Direction: Copy every line in the records below that contains the word "keladigan".

Listed entries:
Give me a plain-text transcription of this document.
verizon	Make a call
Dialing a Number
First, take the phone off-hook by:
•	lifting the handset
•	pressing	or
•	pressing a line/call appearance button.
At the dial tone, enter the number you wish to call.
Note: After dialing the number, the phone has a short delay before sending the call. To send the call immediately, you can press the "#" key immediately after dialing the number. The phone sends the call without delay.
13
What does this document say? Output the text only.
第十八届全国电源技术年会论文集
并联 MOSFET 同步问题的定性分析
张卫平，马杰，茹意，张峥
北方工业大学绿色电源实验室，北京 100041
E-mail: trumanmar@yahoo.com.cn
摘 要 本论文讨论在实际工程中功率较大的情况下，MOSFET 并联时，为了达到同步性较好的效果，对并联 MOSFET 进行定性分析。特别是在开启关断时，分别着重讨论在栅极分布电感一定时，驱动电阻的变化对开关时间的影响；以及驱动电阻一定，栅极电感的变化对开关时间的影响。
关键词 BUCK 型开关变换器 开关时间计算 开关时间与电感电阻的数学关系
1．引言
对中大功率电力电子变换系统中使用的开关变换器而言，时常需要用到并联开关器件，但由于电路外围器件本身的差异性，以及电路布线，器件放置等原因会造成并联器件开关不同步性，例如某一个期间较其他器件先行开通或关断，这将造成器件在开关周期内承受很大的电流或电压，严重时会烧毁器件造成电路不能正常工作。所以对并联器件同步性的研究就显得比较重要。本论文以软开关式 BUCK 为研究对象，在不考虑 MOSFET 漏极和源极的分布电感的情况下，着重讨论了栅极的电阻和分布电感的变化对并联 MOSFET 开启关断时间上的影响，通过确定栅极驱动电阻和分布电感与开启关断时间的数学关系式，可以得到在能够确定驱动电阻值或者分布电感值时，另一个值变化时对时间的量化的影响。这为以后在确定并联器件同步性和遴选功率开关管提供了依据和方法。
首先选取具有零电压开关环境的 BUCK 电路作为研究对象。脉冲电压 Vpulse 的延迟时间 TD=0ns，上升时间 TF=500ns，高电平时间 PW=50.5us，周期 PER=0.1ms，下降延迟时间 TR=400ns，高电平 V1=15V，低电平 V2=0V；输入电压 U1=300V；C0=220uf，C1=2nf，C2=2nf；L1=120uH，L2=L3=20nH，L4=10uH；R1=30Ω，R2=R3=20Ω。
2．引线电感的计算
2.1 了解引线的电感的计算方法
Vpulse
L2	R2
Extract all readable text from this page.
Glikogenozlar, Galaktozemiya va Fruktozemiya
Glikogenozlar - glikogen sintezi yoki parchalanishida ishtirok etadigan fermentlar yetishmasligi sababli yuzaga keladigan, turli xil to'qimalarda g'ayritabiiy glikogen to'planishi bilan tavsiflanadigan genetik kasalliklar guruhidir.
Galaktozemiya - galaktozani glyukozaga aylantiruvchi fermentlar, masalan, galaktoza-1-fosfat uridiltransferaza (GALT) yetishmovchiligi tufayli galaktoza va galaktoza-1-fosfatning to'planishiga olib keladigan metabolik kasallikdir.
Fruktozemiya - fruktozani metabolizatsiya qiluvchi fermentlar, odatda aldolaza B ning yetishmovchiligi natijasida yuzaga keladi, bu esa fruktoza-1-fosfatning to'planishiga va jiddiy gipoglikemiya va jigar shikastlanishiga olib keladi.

Answer for this exercise:
Glikogenozlar - glikogen sintezi yoki parchalanishida ishtirok etadigan fermentlar yetishmasligi sababli yuzaga keladigan, turli xil to'qimalarda g'ayritabiiy glikogen to'planishi bilan tavsiflanadigan genetik kasalliklar guruhidir.
Galaktozemiya - galaktozani glyukozaga aylantiruvchi fermentlar, masalan, galaktoza-1-fosfat uridiltransferaza (GALT) yetishmovchiligi tufayli galaktoza va galaktoza-1-fosfatning to'planishiga olib keladigan metabolik kasallikdir.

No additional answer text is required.